Page excerpt:

+++

Wildlife authorities in both states have been monitoring the wolf’s peripatetic movements since September, when the 21/2-year-old set out from the Crater Lake area toward California. The young wolf, which frequently backtracked, had traveled nearly 800 miles by the end of November.
“He’s been moving erratically; we don’t know if he’s going to stay or going to go,” said Mark Stopher, an ecologist with the fish and game department. Stopher said wildlife officials are “excited and fascinated” by the movements of a member of a species that long ago had been driven out of California.
“I go to the Rockies every year, to Idaho,” Stopher said. “The place where I hunt has wolves. It’s really quite something to come across their tracks in the snow. It changes the air. It adds a wildness. This is why we are in this business.”
Despite the fascination they hold for many, wolves have long been unwelcome in much of the West. Ranchers and hunters led efforts that nearly eradicated the predator in the lower 48 states by the 1930s.
Wolves began to repopulate in northern Montana in the 1980s and the animal was placed under the protection of the Endangered Species Act. In the mid-1990s, 66 Canadian wolves were released in Yellowstone National Park and central Idaho.
As of last year, the Northern Rocky Mountain population had grown to an estimated 1,651 wolves. But that number is dropping in the wake of hunts approved in Montana and Idaho after Congress earlier this year removed endangered species protections over much of the population.

+++

(Collected data entries)
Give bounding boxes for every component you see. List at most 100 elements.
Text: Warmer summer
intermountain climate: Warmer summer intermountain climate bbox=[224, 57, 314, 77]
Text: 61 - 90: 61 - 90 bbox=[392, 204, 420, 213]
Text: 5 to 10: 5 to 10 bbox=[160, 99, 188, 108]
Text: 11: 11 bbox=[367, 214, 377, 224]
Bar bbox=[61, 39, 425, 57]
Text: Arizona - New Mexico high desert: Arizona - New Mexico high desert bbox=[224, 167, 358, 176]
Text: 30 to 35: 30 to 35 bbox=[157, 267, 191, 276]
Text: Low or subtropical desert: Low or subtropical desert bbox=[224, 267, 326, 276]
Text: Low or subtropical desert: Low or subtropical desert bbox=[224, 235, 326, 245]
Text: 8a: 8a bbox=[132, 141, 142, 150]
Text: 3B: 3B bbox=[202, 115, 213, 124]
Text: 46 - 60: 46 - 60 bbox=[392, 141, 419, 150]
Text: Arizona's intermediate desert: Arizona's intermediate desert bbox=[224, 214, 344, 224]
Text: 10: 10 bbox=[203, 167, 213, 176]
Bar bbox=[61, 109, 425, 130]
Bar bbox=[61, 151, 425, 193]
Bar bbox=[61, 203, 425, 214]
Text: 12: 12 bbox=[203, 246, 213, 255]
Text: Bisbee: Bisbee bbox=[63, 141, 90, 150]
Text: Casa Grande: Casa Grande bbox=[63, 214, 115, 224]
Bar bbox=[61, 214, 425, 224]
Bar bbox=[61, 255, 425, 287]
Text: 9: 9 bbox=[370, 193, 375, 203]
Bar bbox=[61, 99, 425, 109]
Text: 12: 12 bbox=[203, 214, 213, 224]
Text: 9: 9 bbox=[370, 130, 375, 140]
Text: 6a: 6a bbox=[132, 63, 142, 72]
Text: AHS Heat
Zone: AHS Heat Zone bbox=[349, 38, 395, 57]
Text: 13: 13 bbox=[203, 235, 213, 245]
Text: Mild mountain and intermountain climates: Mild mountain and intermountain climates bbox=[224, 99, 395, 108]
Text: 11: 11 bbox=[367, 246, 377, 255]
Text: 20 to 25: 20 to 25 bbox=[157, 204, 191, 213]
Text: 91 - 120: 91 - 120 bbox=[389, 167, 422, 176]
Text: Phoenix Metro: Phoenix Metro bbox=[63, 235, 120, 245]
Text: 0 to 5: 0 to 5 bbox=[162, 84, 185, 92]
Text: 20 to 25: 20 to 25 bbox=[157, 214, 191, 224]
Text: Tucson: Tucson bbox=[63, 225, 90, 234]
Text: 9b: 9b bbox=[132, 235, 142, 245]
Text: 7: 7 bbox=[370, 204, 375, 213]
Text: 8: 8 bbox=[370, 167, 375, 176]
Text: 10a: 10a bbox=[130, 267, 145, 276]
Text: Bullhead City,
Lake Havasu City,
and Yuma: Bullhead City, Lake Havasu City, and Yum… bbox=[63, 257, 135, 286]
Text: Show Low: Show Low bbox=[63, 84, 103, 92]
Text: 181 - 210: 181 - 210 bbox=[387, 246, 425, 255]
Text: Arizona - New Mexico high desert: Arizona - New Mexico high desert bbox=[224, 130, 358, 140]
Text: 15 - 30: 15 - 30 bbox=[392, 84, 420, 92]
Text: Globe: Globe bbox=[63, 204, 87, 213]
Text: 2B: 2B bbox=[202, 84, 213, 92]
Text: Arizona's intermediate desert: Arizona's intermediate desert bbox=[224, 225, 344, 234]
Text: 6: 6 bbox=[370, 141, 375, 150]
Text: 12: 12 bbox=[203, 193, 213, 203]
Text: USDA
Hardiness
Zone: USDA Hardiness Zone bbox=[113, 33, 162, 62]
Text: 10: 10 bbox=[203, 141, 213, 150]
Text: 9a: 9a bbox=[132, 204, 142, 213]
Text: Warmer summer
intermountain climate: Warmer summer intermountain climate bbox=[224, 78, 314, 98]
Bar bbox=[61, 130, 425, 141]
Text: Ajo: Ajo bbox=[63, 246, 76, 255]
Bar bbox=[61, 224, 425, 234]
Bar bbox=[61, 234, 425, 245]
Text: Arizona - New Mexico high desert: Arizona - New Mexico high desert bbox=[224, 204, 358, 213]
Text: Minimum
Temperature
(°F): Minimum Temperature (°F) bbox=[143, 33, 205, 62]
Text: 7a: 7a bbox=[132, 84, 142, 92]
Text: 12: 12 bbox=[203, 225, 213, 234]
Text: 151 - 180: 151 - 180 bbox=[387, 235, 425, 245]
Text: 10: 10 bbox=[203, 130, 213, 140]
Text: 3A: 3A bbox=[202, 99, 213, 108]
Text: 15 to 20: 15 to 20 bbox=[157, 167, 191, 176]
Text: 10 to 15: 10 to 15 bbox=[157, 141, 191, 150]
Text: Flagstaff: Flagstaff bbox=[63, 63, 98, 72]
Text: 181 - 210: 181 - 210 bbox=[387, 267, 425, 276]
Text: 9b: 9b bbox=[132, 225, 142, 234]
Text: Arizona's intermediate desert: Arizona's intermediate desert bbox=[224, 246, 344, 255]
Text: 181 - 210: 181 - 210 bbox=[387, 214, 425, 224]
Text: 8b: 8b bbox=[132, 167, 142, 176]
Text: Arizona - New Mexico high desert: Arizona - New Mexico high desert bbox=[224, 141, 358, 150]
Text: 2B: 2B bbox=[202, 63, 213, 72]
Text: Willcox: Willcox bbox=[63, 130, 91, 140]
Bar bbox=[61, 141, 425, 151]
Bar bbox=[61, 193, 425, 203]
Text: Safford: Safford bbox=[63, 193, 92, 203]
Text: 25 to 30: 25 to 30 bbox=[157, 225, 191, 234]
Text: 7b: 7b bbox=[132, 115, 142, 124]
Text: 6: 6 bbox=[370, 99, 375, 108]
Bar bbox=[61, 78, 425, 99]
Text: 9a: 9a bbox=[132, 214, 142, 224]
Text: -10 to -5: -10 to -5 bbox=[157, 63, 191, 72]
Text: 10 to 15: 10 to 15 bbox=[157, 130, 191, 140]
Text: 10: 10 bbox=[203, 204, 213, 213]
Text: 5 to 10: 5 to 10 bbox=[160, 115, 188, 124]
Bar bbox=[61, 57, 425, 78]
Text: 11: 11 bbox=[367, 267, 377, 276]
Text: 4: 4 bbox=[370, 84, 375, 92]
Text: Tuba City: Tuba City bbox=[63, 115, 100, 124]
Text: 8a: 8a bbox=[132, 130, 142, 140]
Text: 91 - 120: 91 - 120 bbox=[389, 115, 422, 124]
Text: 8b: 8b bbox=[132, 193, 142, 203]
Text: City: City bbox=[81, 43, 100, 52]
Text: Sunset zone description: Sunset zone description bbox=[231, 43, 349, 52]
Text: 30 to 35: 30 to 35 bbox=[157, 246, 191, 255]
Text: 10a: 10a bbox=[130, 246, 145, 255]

+++

Exercise:
Repeat the wolf passage word for word, everything from "Wildlife authorities in" down to "end of November.". The items have nothing to do with this.

Solution to this task:
Wildlife authorities in both states have been monitoring the wolf’s peripatetic movements since September, when the 21/2-year-old set out from the Crater Lake area toward California. The young wolf, which frequently backtracked, had traveled nearly 800 miles by the end of November.